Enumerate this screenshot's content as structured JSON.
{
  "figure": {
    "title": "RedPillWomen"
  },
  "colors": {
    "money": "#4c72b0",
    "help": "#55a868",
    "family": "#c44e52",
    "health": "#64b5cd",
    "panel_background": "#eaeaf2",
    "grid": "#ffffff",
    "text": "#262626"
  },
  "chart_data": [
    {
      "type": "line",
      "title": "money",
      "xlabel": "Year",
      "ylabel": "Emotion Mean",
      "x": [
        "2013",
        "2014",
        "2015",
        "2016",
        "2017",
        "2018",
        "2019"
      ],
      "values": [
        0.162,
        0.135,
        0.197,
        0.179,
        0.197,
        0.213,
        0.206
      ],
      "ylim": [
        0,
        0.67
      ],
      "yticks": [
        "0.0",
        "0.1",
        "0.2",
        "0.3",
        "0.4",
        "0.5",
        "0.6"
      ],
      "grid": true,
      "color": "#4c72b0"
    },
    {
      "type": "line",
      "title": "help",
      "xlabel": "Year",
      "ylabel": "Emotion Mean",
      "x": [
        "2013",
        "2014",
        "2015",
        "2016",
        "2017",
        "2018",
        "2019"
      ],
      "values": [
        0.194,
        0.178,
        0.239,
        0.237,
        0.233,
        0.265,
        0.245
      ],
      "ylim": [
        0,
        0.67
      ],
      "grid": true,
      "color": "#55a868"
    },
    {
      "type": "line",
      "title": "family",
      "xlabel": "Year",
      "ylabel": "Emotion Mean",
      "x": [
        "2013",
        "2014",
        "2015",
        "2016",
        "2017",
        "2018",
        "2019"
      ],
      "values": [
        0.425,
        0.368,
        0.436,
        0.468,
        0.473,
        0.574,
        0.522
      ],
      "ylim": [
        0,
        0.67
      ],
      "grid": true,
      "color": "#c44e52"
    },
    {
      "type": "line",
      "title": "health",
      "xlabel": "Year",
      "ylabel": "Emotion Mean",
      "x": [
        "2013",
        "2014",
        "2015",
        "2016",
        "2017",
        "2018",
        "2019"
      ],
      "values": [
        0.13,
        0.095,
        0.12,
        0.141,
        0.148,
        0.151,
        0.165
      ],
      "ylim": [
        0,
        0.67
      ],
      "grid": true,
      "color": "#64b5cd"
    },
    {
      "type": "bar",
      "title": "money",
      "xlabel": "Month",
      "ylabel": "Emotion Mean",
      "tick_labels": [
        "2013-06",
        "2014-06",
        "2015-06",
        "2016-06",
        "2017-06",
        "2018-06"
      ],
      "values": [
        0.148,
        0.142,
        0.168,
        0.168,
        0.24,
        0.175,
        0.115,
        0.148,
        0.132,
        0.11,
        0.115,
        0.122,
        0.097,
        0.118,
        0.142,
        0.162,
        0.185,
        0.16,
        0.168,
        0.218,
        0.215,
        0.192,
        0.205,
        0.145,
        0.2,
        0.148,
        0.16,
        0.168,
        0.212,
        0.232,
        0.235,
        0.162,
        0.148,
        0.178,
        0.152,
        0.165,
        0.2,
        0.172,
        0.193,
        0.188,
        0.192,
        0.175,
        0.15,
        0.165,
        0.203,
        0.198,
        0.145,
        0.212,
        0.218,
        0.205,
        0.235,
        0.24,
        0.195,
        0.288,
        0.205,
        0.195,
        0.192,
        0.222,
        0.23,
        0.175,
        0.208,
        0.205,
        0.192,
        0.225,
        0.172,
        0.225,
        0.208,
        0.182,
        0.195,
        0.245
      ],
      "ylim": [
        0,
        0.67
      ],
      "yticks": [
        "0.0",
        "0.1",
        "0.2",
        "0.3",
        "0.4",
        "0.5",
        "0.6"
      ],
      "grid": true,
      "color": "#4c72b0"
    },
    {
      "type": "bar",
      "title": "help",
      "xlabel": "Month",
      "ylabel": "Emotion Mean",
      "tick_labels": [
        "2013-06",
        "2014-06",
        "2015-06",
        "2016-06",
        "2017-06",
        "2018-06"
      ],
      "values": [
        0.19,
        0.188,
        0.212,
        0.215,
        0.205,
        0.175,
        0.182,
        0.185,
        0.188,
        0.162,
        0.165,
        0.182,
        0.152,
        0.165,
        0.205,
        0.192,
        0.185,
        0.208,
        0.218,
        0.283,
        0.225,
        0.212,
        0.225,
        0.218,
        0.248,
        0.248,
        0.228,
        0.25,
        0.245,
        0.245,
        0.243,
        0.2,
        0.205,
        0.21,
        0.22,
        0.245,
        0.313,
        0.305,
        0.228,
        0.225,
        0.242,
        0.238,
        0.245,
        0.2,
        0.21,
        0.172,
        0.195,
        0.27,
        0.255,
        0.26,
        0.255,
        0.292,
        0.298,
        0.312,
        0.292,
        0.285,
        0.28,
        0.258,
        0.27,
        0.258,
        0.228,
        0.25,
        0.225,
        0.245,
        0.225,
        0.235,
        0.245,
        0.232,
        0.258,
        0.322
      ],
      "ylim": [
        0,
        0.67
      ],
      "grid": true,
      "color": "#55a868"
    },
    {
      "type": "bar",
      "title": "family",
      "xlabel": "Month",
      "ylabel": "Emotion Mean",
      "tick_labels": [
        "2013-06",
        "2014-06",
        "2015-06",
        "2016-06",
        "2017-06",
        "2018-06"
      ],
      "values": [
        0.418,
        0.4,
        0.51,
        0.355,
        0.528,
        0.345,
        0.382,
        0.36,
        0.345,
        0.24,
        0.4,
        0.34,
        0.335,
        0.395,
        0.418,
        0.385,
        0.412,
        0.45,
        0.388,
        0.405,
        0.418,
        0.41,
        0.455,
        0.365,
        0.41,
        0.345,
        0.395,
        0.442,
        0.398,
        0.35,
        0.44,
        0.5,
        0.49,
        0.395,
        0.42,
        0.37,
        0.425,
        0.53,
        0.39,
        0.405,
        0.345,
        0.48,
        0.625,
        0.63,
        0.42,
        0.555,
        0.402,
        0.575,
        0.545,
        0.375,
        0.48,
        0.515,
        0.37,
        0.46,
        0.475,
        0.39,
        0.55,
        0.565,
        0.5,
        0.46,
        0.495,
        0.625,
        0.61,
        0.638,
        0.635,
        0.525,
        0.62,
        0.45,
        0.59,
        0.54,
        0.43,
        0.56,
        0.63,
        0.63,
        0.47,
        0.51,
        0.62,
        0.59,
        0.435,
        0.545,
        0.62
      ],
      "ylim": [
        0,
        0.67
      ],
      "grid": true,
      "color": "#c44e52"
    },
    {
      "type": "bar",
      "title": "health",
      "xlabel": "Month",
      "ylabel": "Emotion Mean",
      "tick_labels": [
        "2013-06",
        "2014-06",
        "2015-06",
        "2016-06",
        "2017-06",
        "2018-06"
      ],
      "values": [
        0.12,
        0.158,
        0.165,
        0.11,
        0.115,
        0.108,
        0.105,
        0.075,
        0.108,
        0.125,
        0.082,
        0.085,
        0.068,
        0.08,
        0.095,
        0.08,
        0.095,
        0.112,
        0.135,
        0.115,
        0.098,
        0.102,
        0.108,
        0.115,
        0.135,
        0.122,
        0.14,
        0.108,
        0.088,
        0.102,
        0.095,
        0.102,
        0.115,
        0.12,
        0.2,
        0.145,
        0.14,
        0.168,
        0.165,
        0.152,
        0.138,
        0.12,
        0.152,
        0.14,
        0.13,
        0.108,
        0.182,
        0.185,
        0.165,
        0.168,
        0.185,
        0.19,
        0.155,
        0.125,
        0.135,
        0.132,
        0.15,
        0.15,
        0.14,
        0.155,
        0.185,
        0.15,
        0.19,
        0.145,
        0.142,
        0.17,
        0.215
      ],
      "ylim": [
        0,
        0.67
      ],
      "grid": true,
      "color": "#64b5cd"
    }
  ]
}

┄┄┄┄┄┄

| What is required |
Word for word, write out the data.

| Answer to the exercise |
Enumerate this screenshot's content as structured JSON.
{
  "figure": {
    "title": "RedPillWomen"
  },
  "colors": {
    "money": "#4c72b0",
    "help": "#55a868",
    "family": "#c44e52",
    "health": "#64b5cd",
    "panel_background": "#eaeaf2",
    "grid": "#ffffff",
    "text": "#262626"
  },
  "chart_data": [
    {
      "type": "line",
      "title": "money",
      "xlabel": "Year",
      "ylabel": "Emotion Mean",
      "x": [
        "2013",
        "2014",
        "2015",
        "2016",
        "2017",
        "2018",
        "2019"
      ],
      "values": [
        0.162,
        0.135,
        0.197,
        0.179,
        0.197,
        0.213,
        0.206
      ],
      "ylim": [
        0,
        0.67
      ],
      "yticks": [
        "0.0",
        "0.1",
        "0.2",
        "0.3",
        "0.4",
        "0.5",
        "0.6"
      ],
      "grid": true,
      "color": "#4c72b0"
    },
    {
      "type": "line",
      "title": "help",
      "xlabel": "Year",
      "ylabel": "Emotion Mean",
      "x": [
        "2013",
        "2014",
        "2015",
        "2016",
        "2017",
        "2018",
        "2019"
      ],
      "values": [
        0.194,
        0.178,
        0.239,
        0.237,
        0.233,
        0.265,
        0.245
      ],
      "ylim": [
        0,
        0.67
      ],
      "grid": true,
      "color": "#55a868"
    },
    {
      "type": "line",
      "title": "family",
      "xlabel": "Year",
      "ylabel": "Emotion Mean",
      "x": [
        "2013",
        "2014",
        "2015",
        "2016",
        "2017",
        "2018",
        "2019"
      ],
      "values": [
        0.425,
        0.368,
        0.436,
        0.468,
        0.473,
        0.574,
        0.522
      ],
      "ylim": [
        0,
        0.67
      ],
      "grid": true,
      "color": "#c44e52"
    },
    {
      "type": "line",
      "title": "health",
      "xlabel": "Year",
      "ylabel": "Emotion Mean",
      "x": [
        "2013",
        "2014",
        "2015",
        "2016",
        "2017",
        "2018",
        "2019"
      ],
      "values": [
        0.13,
        0.095,
        0.12,
        0.141,
        0.148,
        0.151,
        0.165
      ],
      "ylim": [
        0,
        0.67
      ],
      "grid": true,
      "color": "#64b5cd"
    },
    {
      "type": "bar",
      "title": "money",
      "xlabel": "Month",
      "ylabel": "Emotion Mean",
      "tick_labels": [
        "2013-06",
        "2014-06",
        "2015-06",
        "2016-06",
        "2017-06",
        "2018-06"
      ],
      "values": [
        0.148,
        0.142,
        0.168,
        0.168,
        0.24,
        0.175,
        0.115,
        0.148,
        0.132,
        0.11,
        0.115,
        0.122,
        0.097,
        0.118,
        0.142,
        0.162,
        0.185,
        0.16,
        0.168,
        0.218,
        0.215,
        0.192,
        0.205,
        0.145,
        0.2,
        0.148,
        0.16,
        0.168,
        0.212,
        0.232,
        0.235,
        0.162,
        0.148,
        0.178,
        0.152,
        0.165,
        0.2,
        0.172,
        0.193,
        0.188,
        0.192,
        0.175,
        0.15,
        0.165,
        0.203,
        0.198,
        0.145,
        0.212,
        0.218,
        0.205,
        0.235,
        0.24,
        0.195,
        0.288,
        0.205,
        0.195,
        0.192,
        0.222,
        0.23,
        0.175,
        0.208,
        0.205,
        0.192,
        0.225,
        0.172,
        0.225,
        0.208,
        0.182,
        0.195,
        0.245
      ],
      "ylim": [
        0,
        0.67
      ],
      "yticks": [
        "0.0",
        "0.1",
        "0.2",
        "0.3",
        "0.4",
        "0.5",
        "0.6"
      ],
      "grid": true,
      "color": "#4c72b0"
    },
    {
      "type": "bar",
      "title": "help",
      "xlabel": "Month",
      "ylabel": "Emotion Mean",
      "tick_labels": [
        "2013-06",
        "2014-06",
        "2015-06",
        "2016-06",
        "2017-06",
        "2018-06"
      ],
      "values": [
        0.19,
        0.188,
        0.212,
        0.215,
        0.205,
        0.175,
        0.182,
        0.185,
        0.188,
        0.162,
        0.165,
        0.182,
        0.152,
        0.165,
        0.205,
        0.192,
        0.185,
        0.208,
        0.218,
        0.283,
        0.225,
        0.212,
        0.225,
        0.218,
        0.248,
        0.248,
        0.228,
        0.25,
        0.245,
        0.245,
        0.243,
        0.2,
        0.205,
        0.21,
        0.22,
        0.245,
        0.313,
        0.305,
        0.228,
        0.225,
        0.242,
        0.238,
        0.245,
        0.2,
        0.21,
        0.172,
        0.195,
        0.27,
        0.255,
        0.26,
        0.255,
        0.292,
        0.298,
        0.312,
        0.292,
        0.285,
        0.28,
        0.258,
        0.27,
        0.258,
        0.228,
        0.25,
        0.225,
        0.245,
        0.225,
        0.235,
        0.245,
        0.232,
        0.258,
        0.322
      ],
      "ylim": [
        0,
        0.67
      ],
      "grid": true,
      "color": "#55a868"
    },
    {
      "type": "bar",
      "title": "family",
      "xlabel": "Month",
      "ylabel": "Emotion Mean",
      "tick_labels": [
        "2013-06",
        "2014-06",
        "2015-06",
        "2016-06",
        "2017-06",
        "2018-06"
      ],
      "values": [
        0.418,
        0.4,
        0.51,
        0.355,
        0.528,
        0.345,
        0.382,
        0.36,
        0.345,
        0.24,
        0.4,
        0.34,
        0.335,
        0.395,
        0.418,
        0.385,
        0.412,
        0.45,
        0.388,
        0.405,
        0.418,
        0.41,
        0.455,
        0.365,
        0.41,
        0.345,
        0.395,
        0.442,
        0.398,
        0.35,
        0.44,
        0.5,
        0.49,
        0.395,
        0.42,
        0.37,
        0.425,
        0.53,
        0.39,
        0.405,
        0.345,
        0.48,
        0.625,
        0.63,
        0.42,
        0.555,
        0.402,
        0.575,
        0.545,
        0.375,
        0.48,
        0.515,
        0.37,
        0.46,
        0.475,
        0.39,
        0.55,
        0.565,
        0.5,
        0.46,
        0.495,
        0.625,
        0.61,
        0.638,
        0.635,
        0.525,
        0.62,
        0.45,
        0.59,
        0.54,
        0.43,
        0.56,
        0.63,
        0.63,
        0.47,
        0.51,
        0.62,
        0.59,
        0.435,
        0.545,
        0.62
      ],
      "ylim": [
        0,
        0.67
      ],
      "grid": true,
      "color": "#c44e52"
    },
    {
      "type": "bar",
      "title": "health",
      "xlabel": "Month",
      "ylabel": "Emotion Mean",
      "tick_labels": [
        "2013-06",
        "2014-06",
        "2015-06",
        "2016-06",
        "2017-06",
        "2018-06"
      ],
      "values": [
        0.12,
        0.158,
        0.165,
        0.11,
        0.115,
        0.108,
        0.105,
        0.075,
        0.108,
        0.125,
        0.082,
        0.085,
        0.068,
        0.08,
        0.095,
        0.08,
        0.095,
        0.112,
        0.135,
        0.115,
        0.098,
        0.102,
        0.108,
        0.115,
        0.135,
        0.122,
        0.14,
        0.108,
        0.088,
        0.102,
        0.095,
        0.102,
        0.115,
        0.12,
        0.2,
        0.145,
        0.14,
        0.168,
        0.165,
        0.152,
        0.138,
        0.12,
        0.152,
        0.14,
        0.13,
        0.108,
        0.182,
        0.185,
        0.165,
        0.168,
        0.185,
        0.19,
        0.155,
        0.125,
        0.135,
        0.132,
        0.15,
        0.15,
        0.14,
        0.155,
        0.185,
        0.15,
        0.19,
        0.145,
        0.142,
        0.17,
        0.215
      ],
      "ylim": [
        0,
        0.67
      ],
      "grid": true,
      "color": "#64b5cd"
    }
  ]
}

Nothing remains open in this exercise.